■ What to work on ■
Below is a listing to write out in full, exactly as given, without its pictures.

* BEGIN Given information *

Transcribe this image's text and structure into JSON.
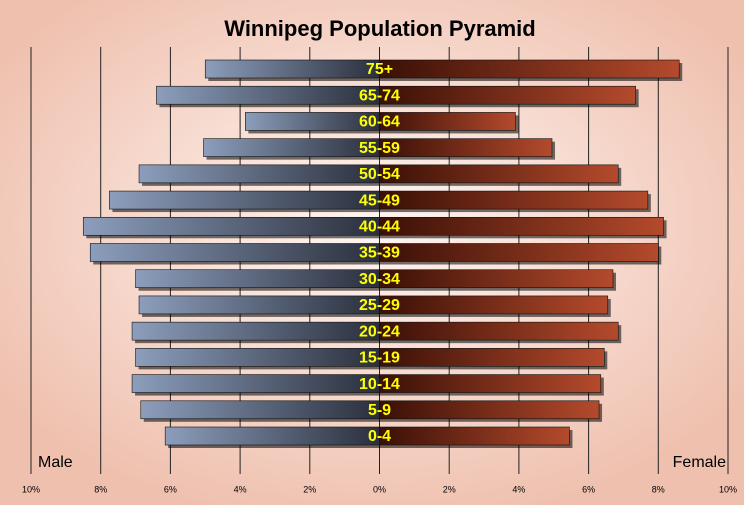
{
  "chart_data": {
    "type": "pyramid",
    "title": "Winnipeg Population Pyramid",
    "categories": [
      "75+",
      "65-74",
      "60-64",
      "55-59",
      "50-54",
      "45-49",
      "40-44",
      "35-39",
      "30-34",
      "25-29",
      "20-24",
      "15-19",
      "10-14",
      "5-9",
      "0-4"
    ],
    "series": [
      {
        "name": "Male",
        "color": "#8a9cba",
        "values": [
          -5.0,
          -6.4,
          -3.85,
          -5.05,
          -6.9,
          -7.75,
          -8.5,
          -8.3,
          -7.0,
          -6.9,
          -7.1,
          -7.0,
          -7.1,
          -6.85,
          -6.15
        ]
      },
      {
        "name": "Female",
        "color": "#b0442a",
        "values": [
          8.6,
          7.35,
          3.9,
          4.95,
          6.85,
          7.7,
          8.15,
          8.0,
          6.7,
          6.55,
          6.85,
          6.45,
          6.35,
          6.3,
          5.45
        ]
      }
    ],
    "xlim": [
      -10,
      10
    ],
    "xticks": [
      {
        "value": -10,
        "label": "10%"
      },
      {
        "value": -8,
        "label": "8%"
      },
      {
        "value": -6,
        "label": "6%"
      },
      {
        "value": -4,
        "label": "4%"
      },
      {
        "value": -2,
        "label": "2%"
      },
      {
        "value": 0,
        "label": "0%"
      },
      {
        "value": 2,
        "label": "2%"
      },
      {
        "value": 4,
        "label": "4%"
      },
      {
        "value": 6,
        "label": "6%"
      },
      {
        "value": 8,
        "label": "8%"
      },
      {
        "value": 10,
        "label": "10%"
      }
    ],
    "grid": true
  }
}
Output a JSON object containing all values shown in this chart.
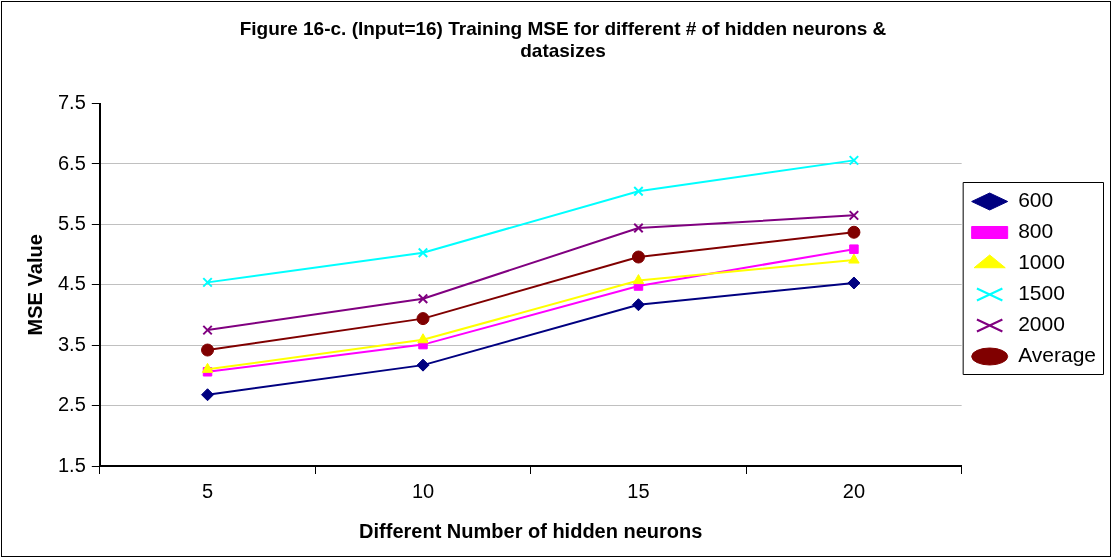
{
  "chart_data": {
    "type": "line",
    "title": "Figure 16-c. (Input=16) Training MSE for different # of hidden neurons & datasizes",
    "xlabel": "Different Number of hidden neurons",
    "ylabel": "MSE Value",
    "categories": [
      "5",
      "10",
      "15",
      "20"
    ],
    "series": [
      {
        "name": "600",
        "color": "#000080",
        "marker": "diamond",
        "values": [
          2.68,
          3.17,
          4.17,
          4.53
        ]
      },
      {
        "name": "800",
        "color": "#ff00ff",
        "marker": "square",
        "values": [
          3.06,
          3.51,
          4.48,
          5.09
        ]
      },
      {
        "name": "1000",
        "color": "#ffff00",
        "marker": "triangle",
        "values": [
          3.1,
          3.59,
          4.57,
          4.91
        ]
      },
      {
        "name": "1500",
        "color": "#00ffff",
        "marker": "cross",
        "values": [
          4.54,
          5.03,
          6.05,
          6.56
        ]
      },
      {
        "name": "2000",
        "color": "#800080",
        "marker": "cross",
        "values": [
          3.75,
          4.27,
          5.44,
          5.65
        ]
      },
      {
        "name": "Average",
        "color": "#800000",
        "marker": "circle",
        "values": [
          3.42,
          3.94,
          4.96,
          5.37
        ]
      }
    ],
    "ylim": [
      1.5,
      7.5
    ],
    "yticks": [
      1.5,
      2.5,
      3.5,
      4.5,
      5.5,
      6.5,
      7.5
    ],
    "grid": "y",
    "legend": "right",
    "line_style": "solid"
  }
}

* END Given information *

■ Answer to this problem ■
Transcribe this image's text and structure into JSON.
{
  "chart_data": {
    "type": "pyramid",
    "title": "Winnipeg Population Pyramid",
    "categories": [
      "75+",
      "65-74",
      "60-64",
      "55-59",
      "50-54",
      "45-49",
      "40-44",
      "35-39",
      "30-34",
      "25-29",
      "20-24",
      "15-19",
      "10-14",
      "5-9",
      "0-4"
    ],
    "series": [
      {
        "name": "Male",
        "color": "#8a9cba",
        "values": [
          -5.0,
          -6.4,
          -3.85,
          -5.05,
          -6.9,
          -7.75,
          -8.5,
          -8.3,
          -7.0,
          -6.9,
          -7.1,
          -7.0,
          -7.1,
          -6.85,
          -6.15
        ]
      },
      {
        "name": "Female",
        "color": "#b0442a",
        "values": [
          8.6,
          7.35,
          3.9,
          4.95,
          6.85,
          7.7,
          8.15,
          8.0,
          6.7,
          6.55,
          6.85,
          6.45,
          6.35,
          6.3,
          5.45
        ]
      }
    ],
    "xlim": [
      -10,
      10
    ],
    "xticks": [
      {
        "value": -10,
        "label": "10%"
      },
      {
        "value": -8,
        "label": "8%"
      },
      {
        "value": -6,
        "label": "6%"
      },
      {
        "value": -4,
        "label": "4%"
      },
      {
        "value": -2,
        "label": "2%"
      },
      {
        "value": 0,
        "label": "0%"
      },
      {
        "value": 2,
        "label": "2%"
      },
      {
        "value": 4,
        "label": "4%"
      },
      {
        "value": 6,
        "label": "6%"
      },
      {
        "value": 8,
        "label": "8%"
      },
      {
        "value": 10,
        "label": "10%"
      }
    ],
    "grid": true
  }
}
Output a JSON object containing all values shown in this chart.
{
  "chart_data": {
    "type": "line",
    "title": "Figure 16-c. (Input=16) Training MSE for different # of hidden neurons & datasizes",
    "xlabel": "Different Number of hidden neurons",
    "ylabel": "MSE Value",
    "categories": [
      "5",
      "10",
      "15",
      "20"
    ],
    "series": [
      {
        "name": "600",
        "color": "#000080",
        "marker": "diamond",
        "values": [
          2.68,
          3.17,
          4.17,
          4.53
        ]
      },
      {
        "name": "800",
        "color": "#ff00ff",
        "marker": "square",
        "values": [
          3.06,
          3.51,
          4.48,
          5.09
        ]
      },
      {
        "name": "1000",
        "color": "#ffff00",
        "marker": "triangle",
        "values": [
          3.1,
          3.59,
          4.57,
          4.91
        ]
      },
      {
        "name": "1500",
        "color": "#00ffff",
        "marker": "cross",
        "values": [
          4.54,
          5.03,
          6.05,
          6.56
        ]
      },
      {
        "name": "2000",
        "color": "#800080",
        "marker": "cross",
        "values": [
          3.75,
          4.27,
          5.44,
          5.65
        ]
      },
      {
        "name": "Average",
        "color": "#800000",
        "marker": "circle",
        "values": [
          3.42,
          3.94,
          4.96,
          5.37
        ]
      }
    ],
    "ylim": [
      1.5,
      7.5
    ],
    "yticks": [
      1.5,
      2.5,
      3.5,
      4.5,
      5.5,
      6.5,
      7.5
    ],
    "grid": "y",
    "legend": "right",
    "line_style": "solid"
  }
}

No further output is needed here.